(Collected data entries)
[start]

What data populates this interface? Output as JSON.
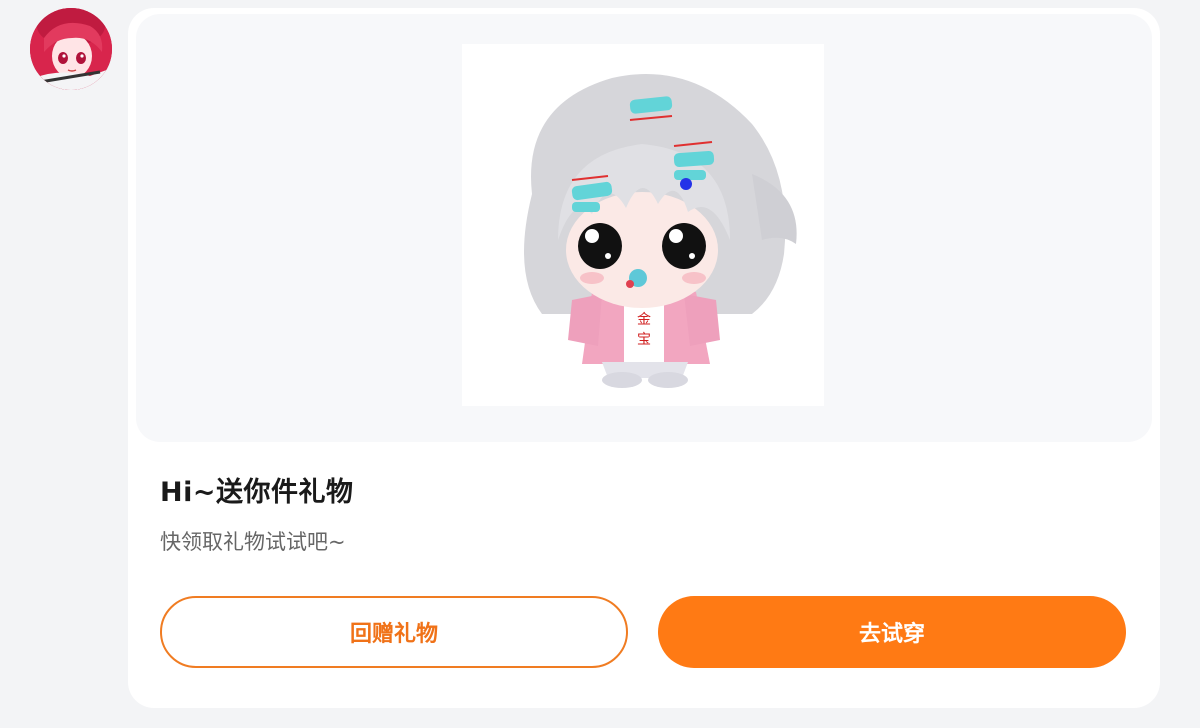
{
  "sender": {
    "avatar_icon": "anime-girl-avatar"
  },
  "gift_card": {
    "image_icon": "chibi-avatar-outfit-image",
    "title": "Hi~送你件礼物",
    "subtitle": "快领取礼物试试吧~",
    "buttons": {
      "return_gift_label": "回赠礼物",
      "try_on_label": "去试穿"
    }
  },
  "colors": {
    "accent": "#ff7a14",
    "accent_border": "#f07c22",
    "page_bg": "#f3f4f6",
    "card_bg": "#ffffff",
    "preview_bg": "#f7f8fa"
  }
}
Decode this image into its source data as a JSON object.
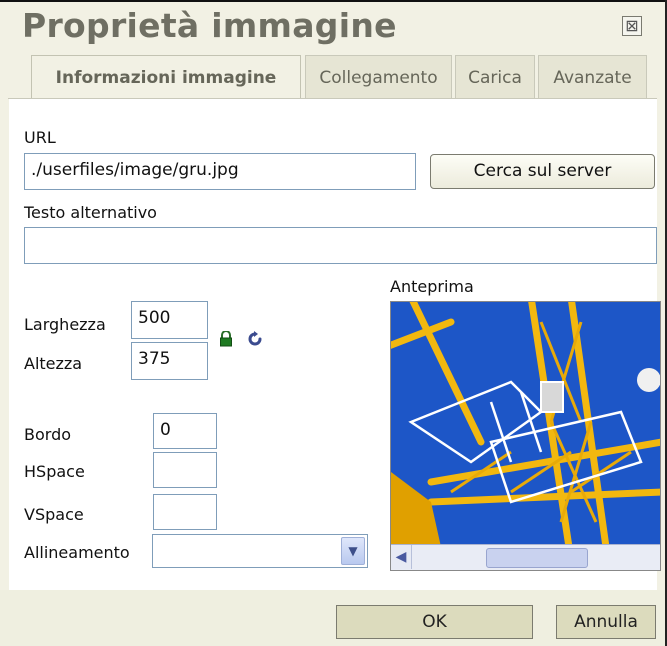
{
  "dialog": {
    "title": "Proprietà immagine",
    "close_label": "⊠"
  },
  "tabs": [
    {
      "label": "Informazioni immagine",
      "active": true
    },
    {
      "label": "Collegamento",
      "active": false
    },
    {
      "label": "Carica",
      "active": false
    },
    {
      "label": "Avanzate",
      "active": false
    }
  ],
  "form": {
    "url_label": "URL",
    "url_value": "./userfiles/image/gru.jpg",
    "browse_label": "Cerca sul server",
    "alt_label": "Testo alternativo",
    "alt_value": "",
    "width_label": "Larghezza",
    "width_value": "500",
    "height_label": "Altezza",
    "height_value": "375",
    "border_label": "Bordo",
    "border_value": "0",
    "hspace_label": "HSpace",
    "hspace_value": "",
    "vspace_label": "VSpace",
    "vspace_value": "",
    "align_label": "Allineamento",
    "align_value": ""
  },
  "preview": {
    "label": "Anteprima"
  },
  "footer": {
    "ok_label": "OK",
    "cancel_label": "Annulla"
  },
  "icons": {
    "lock": "lock-icon",
    "reset": "reset-size-icon"
  },
  "colors": {
    "dialog_bg": "#f2f1e4",
    "panel_bg": "#ffffff",
    "title": "#6f6f63",
    "sky": "#1d56c7",
    "crane": "#f2b80f"
  }
}
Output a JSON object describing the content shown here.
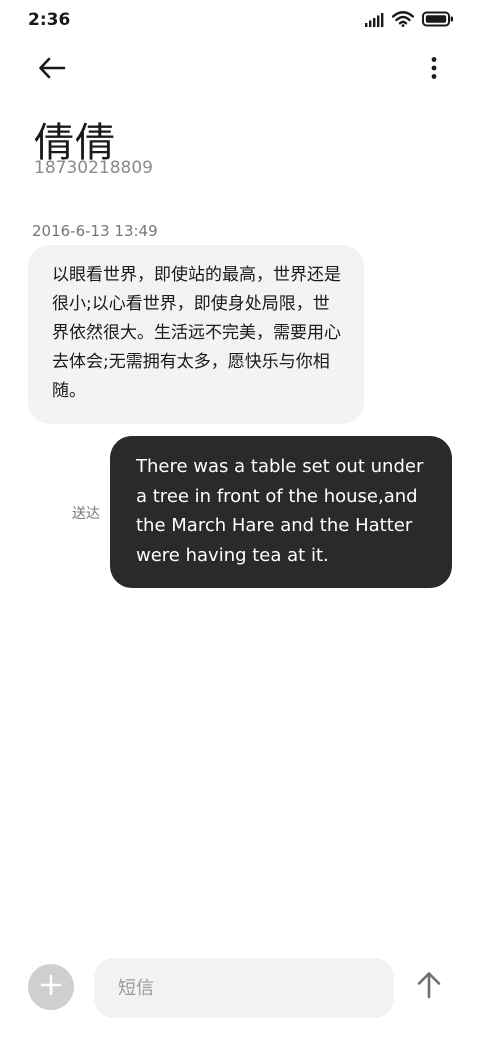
{
  "status_bar": {
    "time": "2:36",
    "icons": [
      "signal-icon",
      "wifi-icon",
      "battery-icon"
    ]
  },
  "header": {
    "back_icon": "arrow-left-icon",
    "more_icon": "more-vertical-icon",
    "contact_name": "倩倩",
    "contact_number": "18730218809"
  },
  "conversation": {
    "date": "2016-6-13 13:49",
    "messages": [
      {
        "direction": "incoming",
        "text": "以眼看世界，即使站的最高，世界还是很小;以心看世界，即使身处局限，世界依然很大。生活远不完美，需要用心去体会;无需拥有太多，愿快乐与你相随。"
      },
      {
        "direction": "outgoing",
        "text": "There was a table set out under a tree in front of the house,and the March Hare and the Hatter were having tea at it.",
        "status": "送达"
      }
    ]
  },
  "composer": {
    "attach_icon": "plus-icon",
    "placeholder": "短信",
    "value": "",
    "send_icon": "arrow-up-icon"
  },
  "colors": {
    "incoming_bubble": "#f3f3f3",
    "outgoing_bubble": "#2a2a2a",
    "secondary_text": "#8a8a8a"
  }
}
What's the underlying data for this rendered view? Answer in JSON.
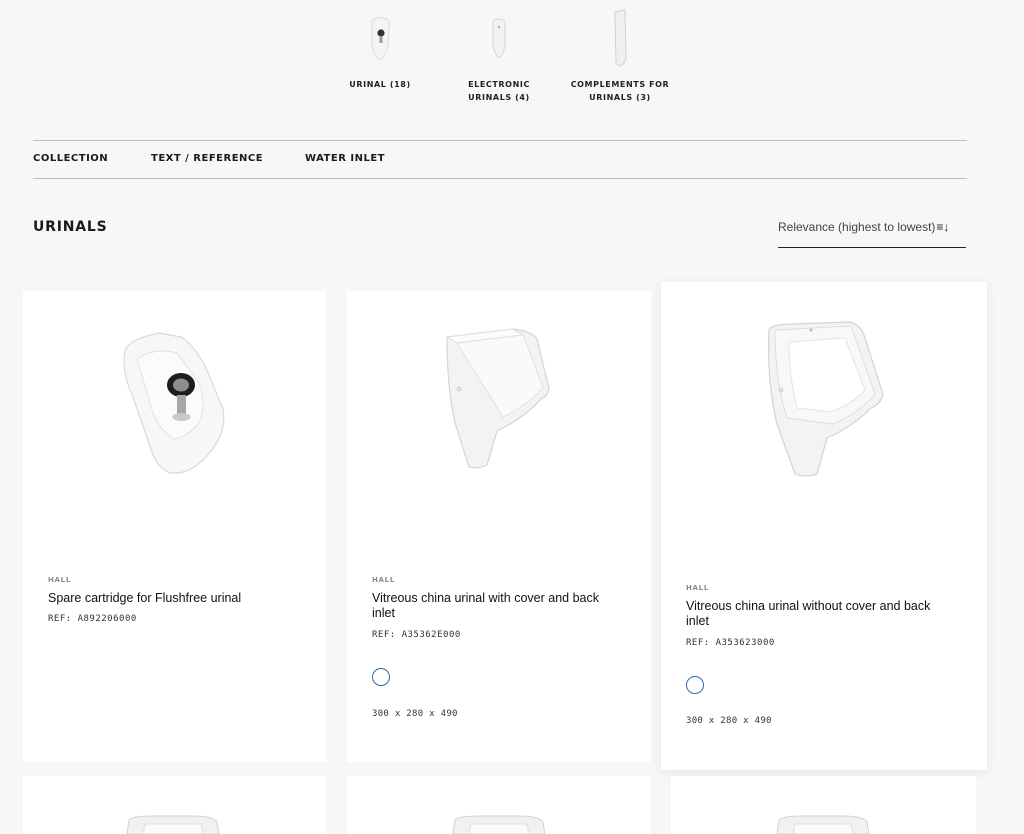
{
  "categories": [
    {
      "label": "URINAL (18)",
      "icon": "urinal-icon"
    },
    {
      "label_line1": "ELECTRONIC",
      "label_line2": "URINALS (4)",
      "icon": "electronic-urinal-icon"
    },
    {
      "label_line1": "COMPLEMENTS FOR",
      "label_line2": "URINALS (3)",
      "icon": "urinal-divider-icon"
    }
  ],
  "filters": [
    "COLLECTION",
    "TEXT / REFERENCE",
    "WATER INLET"
  ],
  "page_title": "URINALS",
  "sort": {
    "label": "Relevance (highest to lowest)",
    "icon": "sort-desc-icon"
  },
  "products": [
    {
      "brand": "HALL",
      "name": "Spare cartridge for Flushfree urinal",
      "ref": "REF: A892206000",
      "finish_color": null,
      "dimensions": null
    },
    {
      "brand": "HALL",
      "name_line1": "Vitreous china urinal with cover and back",
      "name_line2": "inlet",
      "ref": "REF: A35362E000",
      "finish_color": "#ffffff",
      "dimensions": "300 x 280 x 490"
    },
    {
      "brand": "HALL",
      "name_line1": "Vitreous china urinal without cover and back",
      "name_line2": "inlet",
      "ref": "REF: A353623000",
      "finish_color": "#ffffff",
      "dimensions": "300 x 280 x 490"
    }
  ],
  "colors": {
    "swatch_border": "#2b6cb0",
    "background": "#f7f7f7",
    "card": "#ffffff"
  }
}
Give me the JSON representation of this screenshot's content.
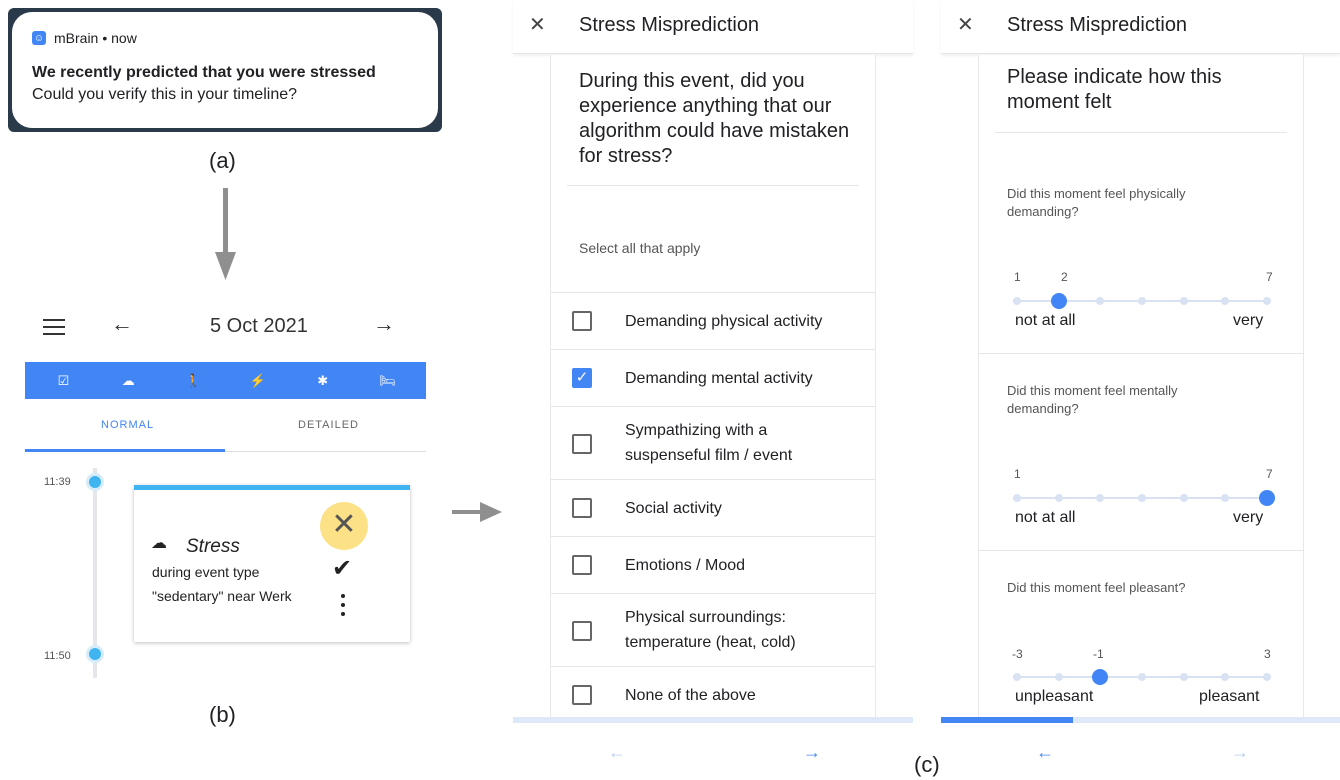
{
  "panel_a": {
    "app_name": "mBrain",
    "time": "• now",
    "title": "We recently predicted that you were stressed",
    "body": "Could you verify this in your timeline?",
    "caption": "(a)"
  },
  "panel_b": {
    "caption": "(b)",
    "date": "5 Oct 2021",
    "icon_bar": [
      "☑",
      "☁",
      "🚶",
      "⚡",
      "✱",
      "🛏"
    ],
    "tabs": {
      "normal": "NORMAL",
      "detailed": "DETAILED"
    },
    "times": [
      "11:39",
      "11:50"
    ],
    "event": {
      "title": "Stress",
      "line1": "during event type",
      "line2": "\"sedentary\" near Werk"
    }
  },
  "panel_c": {
    "caption": "(c)",
    "screen1": {
      "title": "Stress Misprediction",
      "question": "During this event, did you experience anything that our algorithm could have mistaken for stress?",
      "hint": "Select all that apply",
      "options": [
        {
          "label": "Demanding physical activity",
          "checked": false
        },
        {
          "label": "Demanding mental activity",
          "checked": true
        },
        {
          "label": "Sympathizing with a suspenseful film / event",
          "checked": false
        },
        {
          "label": "Social activity",
          "checked": false
        },
        {
          "label": "Emotions / Mood",
          "checked": false
        },
        {
          "label": "Physical surroundings: temperature (heat, cold)",
          "checked": false
        },
        {
          "label": "None of the above",
          "checked": false
        }
      ]
    },
    "screen2": {
      "title": "Stress Misprediction",
      "heading": "Please indicate how this moment felt",
      "progress": 0.33,
      "questions": [
        {
          "text": "Did this moment feel physically demanding?",
          "min_tick": "1",
          "sel_tick": "2",
          "max_tick": "7",
          "selected_index": 1,
          "low_label": "not at all",
          "high_label": "very"
        },
        {
          "text": "Did this moment feel mentally demanding?",
          "min_tick": "1",
          "sel_tick": "",
          "max_tick": "7",
          "selected_index": 6,
          "low_label": "not at all",
          "high_label": "very"
        },
        {
          "text": "Did this moment feel pleasant?",
          "min_tick": "-3",
          "sel_tick": "-1",
          "max_tick": "3",
          "selected_index": 2,
          "low_label": "unpleasant",
          "high_label": "pleasant"
        }
      ]
    },
    "nav": {
      "prev": "←",
      "next": "→"
    }
  },
  "colors": {
    "accent": "#4285f4",
    "timeline": "#3fb4f0",
    "highlight": "#fce186"
  }
}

[end]

_Short problem_
Copy every line of the data word for word, omitting the images.

_Finished task_
What data populates this interface? Output as JSON.
{
  "sender": {
    "avatar_icon": "anime-girl-avatar"
  },
  "gift_card": {
    "image_icon": "chibi-avatar-outfit-image",
    "title": "Hi~送你件礼物",
    "subtitle": "快领取礼物试试吧~",
    "buttons": {
      "return_gift_label": "回赠礼物",
      "try_on_label": "去试穿"
    }
  },
  "colors": {
    "accent": "#ff7a14",
    "accent_border": "#f07c22",
    "page_bg": "#f3f4f6",
    "card_bg": "#ffffff",
    "preview_bg": "#f7f8fa"
  }
}
Decode this image into its source data as a JSON object.
{
  "dialog": {
    "title": "Proprietà immagine",
    "close_label": "⊠"
  },
  "tabs": [
    {
      "label": "Informazioni immagine",
      "active": true
    },
    {
      "label": "Collegamento",
      "active": false
    },
    {
      "label": "Carica",
      "active": false
    },
    {
      "label": "Avanzate",
      "active": false
    }
  ],
  "form": {
    "url_label": "URL",
    "url_value": "./userfiles/image/gru.jpg",
    "browse_label": "Cerca sul server",
    "alt_label": "Testo alternativo",
    "alt_value": "",
    "width_label": "Larghezza",
    "width_value": "500",
    "height_label": "Altezza",
    "height_value": "375",
    "border_label": "Bordo",
    "border_value": "0",
    "hspace_label": "HSpace",
    "hspace_value": "",
    "vspace_label": "VSpace",
    "vspace_value": "",
    "align_label": "Allineamento",
    "align_value": ""
  },
  "preview": {
    "label": "Anteprima"
  },
  "footer": {
    "ok_label": "OK",
    "cancel_label": "Annulla"
  },
  "icons": {
    "lock": "lock-icon",
    "reset": "reset-size-icon"
  },
  "colors": {
    "dialog_bg": "#f2f1e4",
    "panel_bg": "#ffffff",
    "title": "#6f6f63",
    "sky": "#1d56c7",
    "crane": "#f2b80f"
  }
}
Output a JSON object describing the content shown here.
{
  "status_bar": {
    "time": "2:36",
    "icons": [
      "signal-icon",
      "wifi-icon",
      "battery-icon"
    ]
  },
  "header": {
    "back_icon": "arrow-left-icon",
    "more_icon": "more-vertical-icon",
    "contact_name": "倩倩",
    "contact_number": "18730218809"
  },
  "conversation": {
    "date": "2016-6-13 13:49",
    "messages": [
      {
        "direction": "incoming",
        "text": "以眼看世界，即使站的最高，世界还是很小;以心看世界，即使身处局限，世界依然很大。生活远不完美，需要用心去体会;无需拥有太多，愿快乐与你相随。"
      },
      {
        "direction": "outgoing",
        "text": "There was a table set out under a tree in front of the house,and the March Hare and the Hatter were having tea at it.",
        "status": "送达"
      }
    ]
  },
  "composer": {
    "attach_icon": "plus-icon",
    "placeholder": "短信",
    "value": "",
    "send_icon": "arrow-up-icon"
  },
  "colors": {
    "incoming_bubble": "#f3f3f3",
    "outgoing_bubble": "#2a2a2a",
    "secondary_text": "#8a8a8a"
  }
}
What's the underlying data for this rendered view? Answer in JSON.
{
  "categories": [
    {
      "label": "URINAL (18)",
      "icon": "urinal-icon"
    },
    {
      "label_line1": "ELECTRONIC",
      "label_line2": "URINALS (4)",
      "icon": "electronic-urinal-icon"
    },
    {
      "label_line1": "COMPLEMENTS FOR",
      "label_line2": "URINALS (3)",
      "icon": "urinal-divider-icon"
    }
  ],
  "filters": [
    "COLLECTION",
    "TEXT / REFERENCE",
    "WATER INLET"
  ],
  "page_title": "URINALS",
  "sort": {
    "label": "Relevance (highest to lowest)",
    "icon": "sort-desc-icon"
  },
  "products": [
    {
      "brand": "HALL",
      "name": "Spare cartridge for Flushfree urinal",
      "ref": "REF: A892206000",
      "finish_color": null,
      "dimensions": null
    },
    {
      "brand": "HALL",
      "name_line1": "Vitreous china urinal with cover and back",
      "name_line2": "inlet",
      "ref": "REF: A35362E000",
      "finish_color": "#ffffff",
      "dimensions": "300 x 280 x 490"
    },
    {
      "brand": "HALL",
      "name_line1": "Vitreous china urinal without cover and back",
      "name_line2": "inlet",
      "ref": "REF: A353623000",
      "finish_color": "#ffffff",
      "dimensions": "300 x 280 x 490"
    }
  ],
  "colors": {
    "swatch_border": "#2b6cb0",
    "background": "#f7f7f7",
    "card": "#ffffff"
  }
}
Give me the JSON representation of this screenshot's content.
{
  "panel_a": {
    "app_name": "mBrain",
    "time": "• now",
    "title": "We recently predicted that you were stressed",
    "body": "Could you verify this in your timeline?",
    "caption": "(a)"
  },
  "panel_b": {
    "caption": "(b)",
    "date": "5 Oct 2021",
    "icon_bar": [
      "☑",
      "☁",
      "🚶",
      "⚡",
      "✱",
      "🛏"
    ],
    "tabs": {
      "normal": "NORMAL",
      "detailed": "DETAILED"
    },
    "times": [
      "11:39",
      "11:50"
    ],
    "event": {
      "title": "Stress",
      "line1": "during event type",
      "line2": "\"sedentary\" near Werk"
    }
  },
  "panel_c": {
    "caption": "(c)",
    "screen1": {
      "title": "Stress Misprediction",
      "question": "During this event, did you experience anything that our algorithm could have mistaken for stress?",
      "hint": "Select all that apply",
      "options": [
        {
          "label": "Demanding physical activity",
          "checked": false
        },
        {
          "label": "Demanding mental activity",
          "checked": true
        },
        {
          "label": "Sympathizing with a suspenseful film / event",
          "checked": false
        },
        {
          "label": "Social activity",
          "checked": false
        },
        {
          "label": "Emotions / Mood",
          "checked": false
        },
        {
          "label": "Physical surroundings: temperature (heat, cold)",
          "checked": false
        },
        {
          "label": "None of the above",
          "checked": false
        }
      ]
    },
    "screen2": {
      "title": "Stress Misprediction",
      "heading": "Please indicate how this moment felt",
      "progress": 0.33,
      "questions": [
        {
          "text": "Did this moment feel physically demanding?",
          "min_tick": "1",
          "sel_tick": "2",
          "max_tick": "7",
          "selected_index": 1,
          "low_label": "not at all",
          "high_label": "very"
        },
        {
          "text": "Did this moment feel mentally demanding?",
          "min_tick": "1",
          "sel_tick": "",
          "max_tick": "7",
          "selected_index": 6,
          "low_label": "not at all",
          "high_label": "very"
        },
        {
          "text": "Did this moment feel pleasant?",
          "min_tick": "-3",
          "sel_tick": "-1",
          "max_tick": "3",
          "selected_index": 2,
          "low_label": "unpleasant",
          "high_label": "pleasant"
        }
      ]
    },
    "nav": {
      "prev": "←",
      "next": "→"
    }
  },
  "colors": {
    "accent": "#4285f4",
    "timeline": "#3fb4f0",
    "highlight": "#fce186"
  }
}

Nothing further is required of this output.